◆ Aim
Write out all of the records precisely. Skip anything that is a picture.

◆ Task input

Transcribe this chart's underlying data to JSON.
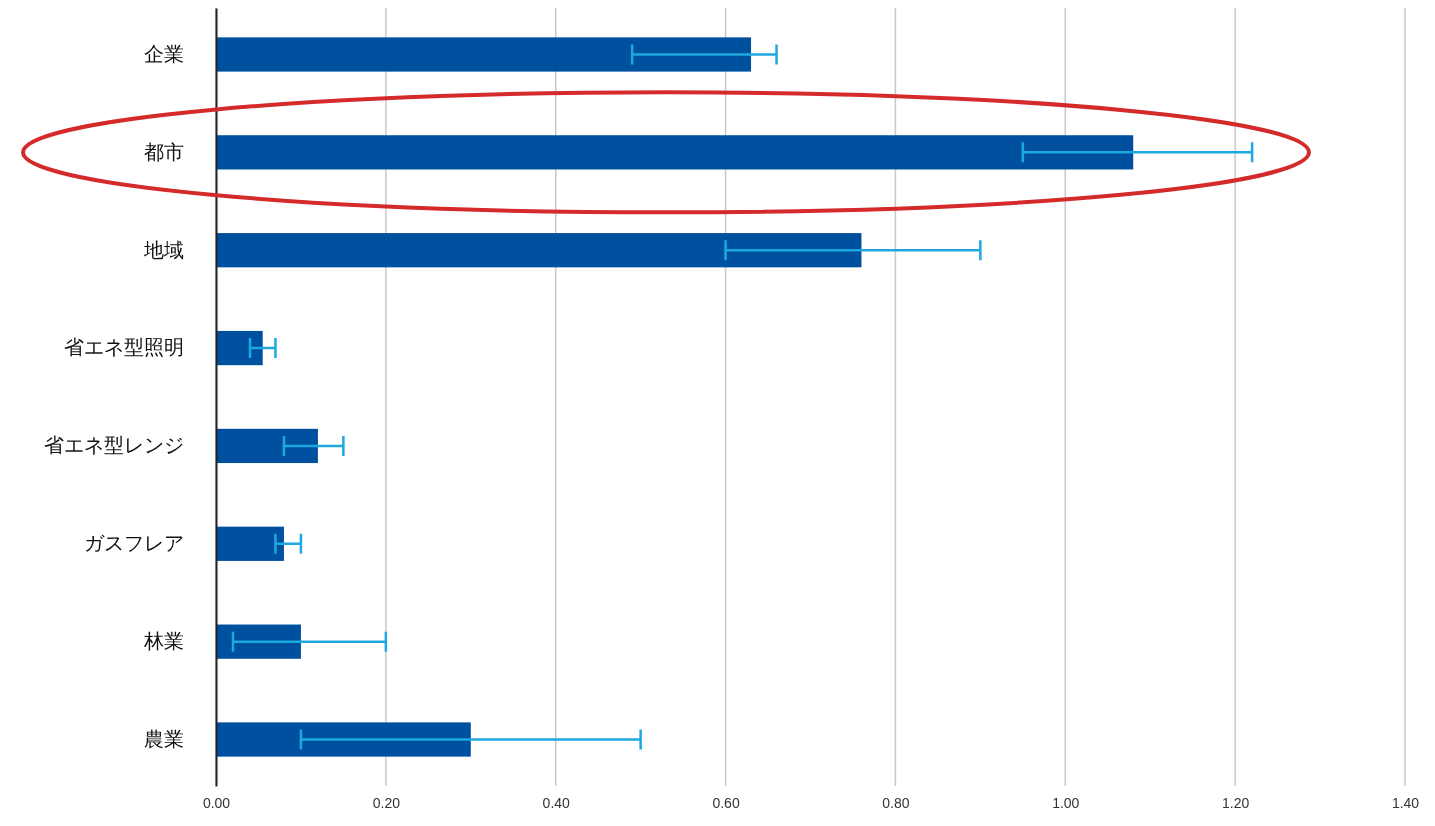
{
  "chart_data": {
    "type": "bar",
    "orientation": "horizontal",
    "categories": [
      "企業",
      "都市",
      "地域",
      "省エネ型照明",
      "省エネ型レンジ",
      "ガスフレア",
      "林業",
      "農業"
    ],
    "values": [
      0.63,
      1.08,
      0.76,
      0.055,
      0.12,
      0.08,
      0.1,
      0.3
    ],
    "errors": [
      [
        0.49,
        0.66
      ],
      [
        0.95,
        1.22
      ],
      [
        0.6,
        0.9
      ],
      [
        0.04,
        0.07
      ],
      [
        0.08,
        0.15
      ],
      [
        0.07,
        0.1
      ],
      [
        0.02,
        0.2
      ],
      [
        0.1,
        0.5
      ]
    ],
    "color": "#0050a0",
    "xlim": [
      0,
      1.4
    ],
    "xticks": [
      {
        "value": 0,
        "label": "0.00"
      },
      {
        "value": 0.2,
        "label": "0.20"
      },
      {
        "value": 0.4,
        "label": "0.40"
      },
      {
        "value": 0.6,
        "label": "0.60"
      },
      {
        "value": 0.8,
        "label": "0.80"
      },
      {
        "value": 1.0,
        "label": "1.00"
      },
      {
        "value": 1.2,
        "label": "1.20"
      },
      {
        "value": 1.4,
        "label": "1.40"
      }
    ],
    "grid": "x"
  }
}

◆ Solution below
Transcribe this chart's underlying data to JSON.
{
  "chart_data": {
    "type": "bar",
    "orientation": "horizontal",
    "categories": [
      "企業",
      "都市",
      "地域",
      "省エネ型照明",
      "省エネ型レンジ",
      "ガスフレア",
      "林業",
      "農業"
    ],
    "values": [
      0.63,
      1.08,
      0.76,
      0.055,
      0.12,
      0.08,
      0.1,
      0.3
    ],
    "errors": [
      [
        0.49,
        0.66
      ],
      [
        0.95,
        1.22
      ],
      [
        0.6,
        0.9
      ],
      [
        0.04,
        0.07
      ],
      [
        0.08,
        0.15
      ],
      [
        0.07,
        0.1
      ],
      [
        0.02,
        0.2
      ],
      [
        0.1,
        0.5
      ]
    ],
    "color": "#0050a0",
    "xlim": [
      0,
      1.4
    ],
    "xticks": [
      {
        "value": 0,
        "label": "0.00"
      },
      {
        "value": 0.2,
        "label": "0.20"
      },
      {
        "value": 0.4,
        "label": "0.40"
      },
      {
        "value": 0.6,
        "label": "0.60"
      },
      {
        "value": 0.8,
        "label": "0.80"
      },
      {
        "value": 1.0,
        "label": "1.00"
      },
      {
        "value": 1.2,
        "label": "1.20"
      },
      {
        "value": 1.4,
        "label": "1.40"
      }
    ],
    "grid": "x"
  }
}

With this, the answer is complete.